(What the exercise asks) Can you retype the data below word for word, starting at its first line and ending with the line that contains "candle-body (482, 297, 485, 305)", both of those lines included?

(Dataset entries)
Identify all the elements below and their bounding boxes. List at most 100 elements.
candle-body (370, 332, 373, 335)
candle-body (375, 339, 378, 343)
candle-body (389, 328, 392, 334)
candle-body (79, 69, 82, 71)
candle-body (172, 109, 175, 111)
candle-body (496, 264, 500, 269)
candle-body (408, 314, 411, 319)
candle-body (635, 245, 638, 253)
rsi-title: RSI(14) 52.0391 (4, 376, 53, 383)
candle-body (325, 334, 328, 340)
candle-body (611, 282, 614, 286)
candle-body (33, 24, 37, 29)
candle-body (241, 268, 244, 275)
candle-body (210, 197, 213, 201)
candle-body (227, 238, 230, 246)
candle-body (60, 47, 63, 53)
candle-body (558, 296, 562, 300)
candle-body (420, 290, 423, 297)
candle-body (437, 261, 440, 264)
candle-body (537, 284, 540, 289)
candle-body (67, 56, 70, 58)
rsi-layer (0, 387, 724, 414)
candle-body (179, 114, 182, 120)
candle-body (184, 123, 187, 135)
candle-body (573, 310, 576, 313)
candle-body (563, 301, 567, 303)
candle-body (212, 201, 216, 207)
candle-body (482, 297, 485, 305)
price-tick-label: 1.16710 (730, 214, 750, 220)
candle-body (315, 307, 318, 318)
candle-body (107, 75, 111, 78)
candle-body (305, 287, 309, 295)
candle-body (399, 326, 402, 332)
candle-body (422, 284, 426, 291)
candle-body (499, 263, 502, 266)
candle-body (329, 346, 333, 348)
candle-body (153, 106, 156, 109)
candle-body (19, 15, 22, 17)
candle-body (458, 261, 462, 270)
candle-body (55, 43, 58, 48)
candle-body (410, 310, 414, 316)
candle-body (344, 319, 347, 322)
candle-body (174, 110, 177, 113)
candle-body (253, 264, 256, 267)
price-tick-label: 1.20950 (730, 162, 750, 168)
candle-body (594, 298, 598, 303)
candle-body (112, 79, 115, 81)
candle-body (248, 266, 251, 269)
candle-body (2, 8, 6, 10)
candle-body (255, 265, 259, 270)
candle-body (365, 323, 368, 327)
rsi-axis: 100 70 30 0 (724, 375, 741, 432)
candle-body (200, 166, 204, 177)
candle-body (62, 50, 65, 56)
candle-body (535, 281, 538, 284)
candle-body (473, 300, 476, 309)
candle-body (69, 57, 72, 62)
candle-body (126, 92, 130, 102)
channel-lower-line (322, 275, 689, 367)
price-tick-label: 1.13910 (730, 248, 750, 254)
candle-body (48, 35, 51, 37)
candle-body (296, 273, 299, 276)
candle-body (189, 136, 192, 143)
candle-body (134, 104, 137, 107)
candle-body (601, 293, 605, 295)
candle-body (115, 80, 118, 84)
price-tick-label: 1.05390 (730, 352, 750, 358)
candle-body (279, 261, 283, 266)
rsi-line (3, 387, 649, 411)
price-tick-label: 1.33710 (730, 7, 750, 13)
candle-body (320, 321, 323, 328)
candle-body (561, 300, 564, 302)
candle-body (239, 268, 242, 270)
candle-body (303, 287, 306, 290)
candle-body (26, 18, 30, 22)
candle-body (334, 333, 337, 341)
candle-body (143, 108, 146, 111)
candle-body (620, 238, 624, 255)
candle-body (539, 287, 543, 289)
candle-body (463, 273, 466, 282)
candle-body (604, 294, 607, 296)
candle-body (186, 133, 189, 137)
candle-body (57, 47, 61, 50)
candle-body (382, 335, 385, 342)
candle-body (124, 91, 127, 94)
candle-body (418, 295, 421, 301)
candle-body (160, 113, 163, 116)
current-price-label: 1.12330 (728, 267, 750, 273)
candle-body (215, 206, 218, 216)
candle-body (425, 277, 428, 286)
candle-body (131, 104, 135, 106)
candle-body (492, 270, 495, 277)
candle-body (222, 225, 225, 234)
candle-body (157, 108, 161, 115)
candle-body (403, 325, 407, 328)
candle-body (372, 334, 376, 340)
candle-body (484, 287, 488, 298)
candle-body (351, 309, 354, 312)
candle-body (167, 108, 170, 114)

(Solution to this problem)
Identify all the elements below and their bounding boxes. List at most 100 elements.
candle-body (370, 332, 373, 335)
candle-body (375, 339, 378, 343)
candle-body (389, 328, 392, 334)
candle-body (79, 69, 82, 71)
candle-body (172, 109, 175, 111)
candle-body (496, 264, 500, 269)
candle-body (408, 314, 411, 319)
candle-body (635, 245, 638, 253)
rsi-title: RSI(14) 52.0391 (4, 376, 53, 383)
candle-body (325, 334, 328, 340)
candle-body (611, 282, 614, 286)
candle-body (33, 24, 37, 29)
candle-body (241, 268, 244, 275)
candle-body (210, 197, 213, 201)
candle-body (227, 238, 230, 246)
candle-body (60, 47, 63, 53)
candle-body (558, 296, 562, 300)
candle-body (420, 290, 423, 297)
candle-body (437, 261, 440, 264)
candle-body (537, 284, 540, 289)
candle-body (67, 56, 70, 58)
rsi-layer (0, 387, 724, 414)
candle-body (179, 114, 182, 120)
candle-body (184, 123, 187, 135)
candle-body (573, 310, 576, 313)
candle-body (563, 301, 567, 303)
candle-body (212, 201, 216, 207)
candle-body (482, 297, 485, 305)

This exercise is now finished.